[Data shown Boundary: Start]
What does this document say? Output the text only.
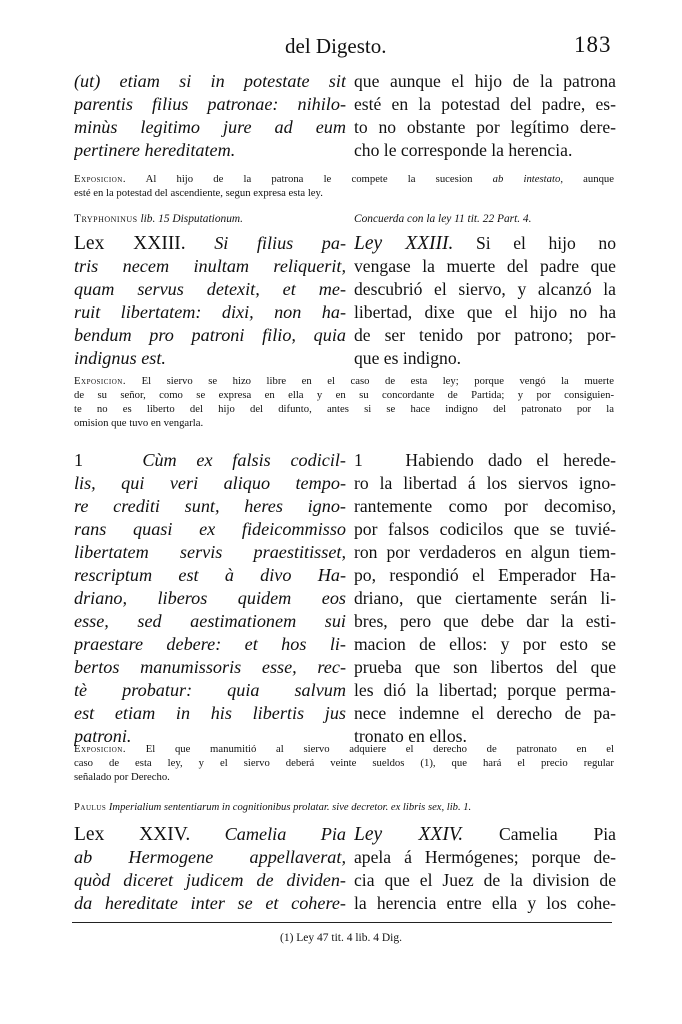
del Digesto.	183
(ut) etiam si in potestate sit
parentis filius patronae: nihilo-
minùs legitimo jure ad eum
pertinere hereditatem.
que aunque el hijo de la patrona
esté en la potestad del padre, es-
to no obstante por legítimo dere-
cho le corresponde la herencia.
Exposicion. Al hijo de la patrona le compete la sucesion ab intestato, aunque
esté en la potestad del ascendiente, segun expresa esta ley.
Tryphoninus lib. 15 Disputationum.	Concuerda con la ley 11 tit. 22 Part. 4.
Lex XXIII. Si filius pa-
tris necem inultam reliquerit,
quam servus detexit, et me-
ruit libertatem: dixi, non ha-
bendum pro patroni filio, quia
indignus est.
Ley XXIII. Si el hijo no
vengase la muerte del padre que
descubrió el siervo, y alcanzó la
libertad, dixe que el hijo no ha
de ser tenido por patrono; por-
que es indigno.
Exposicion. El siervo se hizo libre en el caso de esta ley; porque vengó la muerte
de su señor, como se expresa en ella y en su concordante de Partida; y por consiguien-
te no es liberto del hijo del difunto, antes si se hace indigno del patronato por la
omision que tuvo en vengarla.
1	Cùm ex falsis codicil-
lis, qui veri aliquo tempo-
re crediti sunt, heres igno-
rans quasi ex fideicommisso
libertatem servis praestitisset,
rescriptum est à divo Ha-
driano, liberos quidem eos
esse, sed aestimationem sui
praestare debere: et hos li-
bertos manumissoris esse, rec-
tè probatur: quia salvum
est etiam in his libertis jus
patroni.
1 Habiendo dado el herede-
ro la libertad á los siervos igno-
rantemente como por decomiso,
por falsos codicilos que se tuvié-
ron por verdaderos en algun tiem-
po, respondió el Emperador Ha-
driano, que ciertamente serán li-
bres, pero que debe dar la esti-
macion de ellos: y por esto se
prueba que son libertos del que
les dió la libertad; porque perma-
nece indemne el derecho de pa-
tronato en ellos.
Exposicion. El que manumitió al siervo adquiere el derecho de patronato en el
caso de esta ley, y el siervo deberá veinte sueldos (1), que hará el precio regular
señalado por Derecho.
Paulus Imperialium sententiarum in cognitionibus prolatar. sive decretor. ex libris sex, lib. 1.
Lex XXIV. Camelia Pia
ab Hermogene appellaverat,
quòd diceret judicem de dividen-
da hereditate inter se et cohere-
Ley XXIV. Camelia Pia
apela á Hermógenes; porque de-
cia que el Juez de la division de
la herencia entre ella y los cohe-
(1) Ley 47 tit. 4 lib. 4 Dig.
[Data shown Boundary: End]
A faithful, complete copy of the entries is required, without the pictures.

__Final answer__:
What does this document say? Output the text only.
del Digesto.	183
(ut) etiam si in potestate sit
parentis filius patronae: nihilo-
minùs legitimo jure ad eum
pertinere hereditatem.
que aunque el hijo de la patrona
esté en la potestad del padre, es-
to no obstante por legítimo dere-
cho le corresponde la herencia.
Exposicion. Al hijo de la patrona le compete la sucesion ab intestato, aunque
esté en la potestad del ascendiente, segun expresa esta ley.
Tryphoninus lib. 15 Disputationum.	Concuerda con la ley 11 tit. 22 Part. 4.
Lex XXIII. Si filius pa-
tris necem inultam reliquerit,
quam servus detexit, et me-
ruit libertatem: dixi, non ha-
bendum pro patroni filio, quia
indignus est.
Ley XXIII. Si el hijo no
vengase la muerte del padre que
descubrió el siervo, y alcanzó la
libertad, dixe que el hijo no ha
de ser tenido por patrono; por-
que es indigno.
Exposicion. El siervo se hizo libre en el caso de esta ley; porque vengó la muerte
de su señor, como se expresa en ella y en su concordante de Partida; y por consiguien-
te no es liberto del hijo del difunto, antes si se hace indigno del patronato por la
omision que tuvo en vengarla.
1	Cùm ex falsis codicil-
lis, qui veri aliquo tempo-
re crediti sunt, heres igno-
rans quasi ex fideicommisso
libertatem servis praestitisset,
rescriptum est à divo Ha-
driano, liberos quidem eos
esse, sed aestimationem sui
praestare debere: et hos li-
bertos manumissoris esse, rec-
tè probatur: quia salvum
est etiam in his libertis jus
patroni.
1 Habiendo dado el herede-
ro la libertad á los siervos igno-
rantemente como por decomiso,
por falsos codicilos que se tuvié-
ron por verdaderos en algun tiem-
po, respondió el Emperador Ha-
driano, que ciertamente serán li-
bres, pero que debe dar la esti-
macion de ellos: y por esto se
prueba que son libertos del que
les dió la libertad; porque perma-
nece indemne el derecho de pa-
tronato en ellos.
Exposicion. El que manumitió al siervo adquiere el derecho de patronato en el
caso de esta ley, y el siervo deberá veinte sueldos (1), que hará el precio regular
señalado por Derecho.
Paulus Imperialium sententiarum in cognitionibus prolatar. sive decretor. ex libris sex, lib. 1.
Lex XXIV. Camelia Pia
ab Hermogene appellaverat,
quòd diceret judicem de dividen-
da hereditate inter se et cohere-
Ley XXIV. Camelia Pia
apela á Hermógenes; porque de-
cia que el Juez de la division de
la herencia entre ella y los cohe-
(1) Ley 47 tit. 4 lib. 4 Dig.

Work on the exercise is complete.